GOAL => Print all of the data exactly as written.

____________

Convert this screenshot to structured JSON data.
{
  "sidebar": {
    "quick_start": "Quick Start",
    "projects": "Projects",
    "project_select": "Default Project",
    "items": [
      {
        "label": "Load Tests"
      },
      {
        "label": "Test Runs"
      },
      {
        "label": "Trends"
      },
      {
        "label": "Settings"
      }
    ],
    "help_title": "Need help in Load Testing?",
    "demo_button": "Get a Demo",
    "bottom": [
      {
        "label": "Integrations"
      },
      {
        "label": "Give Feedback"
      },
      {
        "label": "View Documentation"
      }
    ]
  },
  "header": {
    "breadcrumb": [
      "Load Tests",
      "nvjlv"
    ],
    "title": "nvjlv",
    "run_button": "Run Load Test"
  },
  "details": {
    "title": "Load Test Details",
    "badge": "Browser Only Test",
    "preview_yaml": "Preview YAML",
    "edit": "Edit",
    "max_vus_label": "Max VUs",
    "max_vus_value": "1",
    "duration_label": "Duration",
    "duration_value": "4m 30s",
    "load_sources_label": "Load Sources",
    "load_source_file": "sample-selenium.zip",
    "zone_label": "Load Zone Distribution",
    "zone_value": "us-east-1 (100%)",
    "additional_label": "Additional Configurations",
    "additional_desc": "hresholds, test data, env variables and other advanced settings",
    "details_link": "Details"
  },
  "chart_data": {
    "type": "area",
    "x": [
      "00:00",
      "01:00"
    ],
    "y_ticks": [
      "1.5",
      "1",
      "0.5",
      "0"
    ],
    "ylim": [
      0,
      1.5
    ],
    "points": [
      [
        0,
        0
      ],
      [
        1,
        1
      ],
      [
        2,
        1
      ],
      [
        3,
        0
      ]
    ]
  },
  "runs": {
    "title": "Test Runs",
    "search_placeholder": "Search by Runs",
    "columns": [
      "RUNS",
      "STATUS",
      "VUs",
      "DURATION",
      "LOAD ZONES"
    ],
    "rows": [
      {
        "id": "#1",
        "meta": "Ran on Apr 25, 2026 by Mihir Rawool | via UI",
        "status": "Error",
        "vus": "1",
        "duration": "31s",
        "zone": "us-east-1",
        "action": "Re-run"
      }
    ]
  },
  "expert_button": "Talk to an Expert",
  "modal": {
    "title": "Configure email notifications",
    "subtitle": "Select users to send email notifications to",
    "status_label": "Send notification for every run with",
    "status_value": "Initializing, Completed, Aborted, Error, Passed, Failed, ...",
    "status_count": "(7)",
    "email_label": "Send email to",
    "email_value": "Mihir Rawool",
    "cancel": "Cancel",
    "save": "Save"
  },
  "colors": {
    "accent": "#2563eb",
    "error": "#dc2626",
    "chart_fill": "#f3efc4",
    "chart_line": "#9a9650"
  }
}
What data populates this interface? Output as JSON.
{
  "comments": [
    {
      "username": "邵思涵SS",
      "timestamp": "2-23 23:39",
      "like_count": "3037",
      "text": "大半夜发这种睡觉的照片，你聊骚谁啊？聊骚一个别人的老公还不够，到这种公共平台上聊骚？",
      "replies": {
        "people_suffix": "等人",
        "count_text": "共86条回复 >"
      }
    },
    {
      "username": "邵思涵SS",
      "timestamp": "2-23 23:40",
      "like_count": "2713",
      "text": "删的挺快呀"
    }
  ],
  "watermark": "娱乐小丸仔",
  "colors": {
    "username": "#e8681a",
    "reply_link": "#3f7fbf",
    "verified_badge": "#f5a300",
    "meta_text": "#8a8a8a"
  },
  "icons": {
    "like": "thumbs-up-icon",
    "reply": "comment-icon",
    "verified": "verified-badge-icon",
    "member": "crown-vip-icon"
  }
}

____________

CORRECT ANSWER =>
Convert this screenshot to structured JSON data.
{
  "sidebar": {
    "quick_start": "Quick Start",
    "projects": "Projects",
    "project_select": "Default Project",
    "items": [
      {
        "label": "Load Tests"
      },
      {
        "label": "Test Runs"
      },
      {
        "label": "Trends"
      },
      {
        "label": "Settings"
      }
    ],
    "help_title": "Need help in Load Testing?",
    "demo_button": "Get a Demo",
    "bottom": [
      {
        "label": "Integrations"
      },
      {
        "label": "Give Feedback"
      },
      {
        "label": "View Documentation"
      }
    ]
  },
  "header": {
    "breadcrumb": [
      "Load Tests",
      "nvjlv"
    ],
    "title": "nvjlv",
    "run_button": "Run Load Test"
  },
  "details": {
    "title": "Load Test Details",
    "badge": "Browser Only Test",
    "preview_yaml": "Preview YAML",
    "edit": "Edit",
    "max_vus_label": "Max VUs",
    "max_vus_value": "1",
    "duration_label": "Duration",
    "duration_value": "4m 30s",
    "load_sources_label": "Load Sources",
    "load_source_file": "sample-selenium.zip",
    "zone_label": "Load Zone Distribution",
    "zone_value": "us-east-1 (100%)",
    "additional_label": "Additional Configurations",
    "additional_desc": "hresholds, test data, env variables and other advanced settings",
    "details_link": "Details"
  },
  "chart_data": {
    "type": "area",
    "x": [
      "00:00",
      "01:00"
    ],
    "y_ticks": [
      "1.5",
      "1",
      "0.5",
      "0"
    ],
    "ylim": [
      0,
      1.5
    ],
    "points": [
      [
        0,
        0
      ],
      [
        1,
        1
      ],
      [
        2,
        1
      ],
      [
        3,
        0
      ]
    ]
  },
  "runs": {
    "title": "Test Runs",
    "search_placeholder": "Search by Runs",
    "columns": [
      "RUNS",
      "STATUS",
      "VUs",
      "DURATION",
      "LOAD ZONES"
    ],
    "rows": [
      {
        "id": "#1",
        "meta": "Ran on Apr 25, 2026 by Mihir Rawool | via UI",
        "status": "Error",
        "vus": "1",
        "duration": "31s",
        "zone": "us-east-1",
        "action": "Re-run"
      }
    ]
  },
  "expert_button": "Talk to an Expert",
  "modal": {
    "title": "Configure email notifications",
    "subtitle": "Select users to send email notifications to",
    "status_label": "Send notification for every run with",
    "status_value": "Initializing, Completed, Aborted, Error, Passed, Failed, ...",
    "status_count": "(7)",
    "email_label": "Send email to",
    "email_value": "Mihir Rawool",
    "cancel": "Cancel",
    "save": "Save"
  },
  "colors": {
    "accent": "#2563eb",
    "error": "#dc2626",
    "chart_fill": "#f3efc4",
    "chart_line": "#9a9650"
  }
}
What data populates this interface? Output as JSON.
{
  "comments": [
    {
      "username": "邵思涵SS",
      "timestamp": "2-23 23:39",
      "like_count": "3037",
      "text": "大半夜发这种睡觉的照片，你聊骚谁啊？聊骚一个别人的老公还不够，到这种公共平台上聊骚？",
      "replies": {
        "people_suffix": "等人",
        "count_text": "共86条回复 >"
      }
    },
    {
      "username": "邵思涵SS",
      "timestamp": "2-23 23:40",
      "like_count": "2713",
      "text": "删的挺快呀"
    }
  ],
  "watermark": "娱乐小丸仔",
  "colors": {
    "username": "#e8681a",
    "reply_link": "#3f7fbf",
    "verified_badge": "#f5a300",
    "meta_text": "#8a8a8a"
  },
  "icons": {
    "like": "thumbs-up-icon",
    "reply": "comment-icon",
    "verified": "verified-badge-icon",
    "member": "crown-vip-icon"
  }
}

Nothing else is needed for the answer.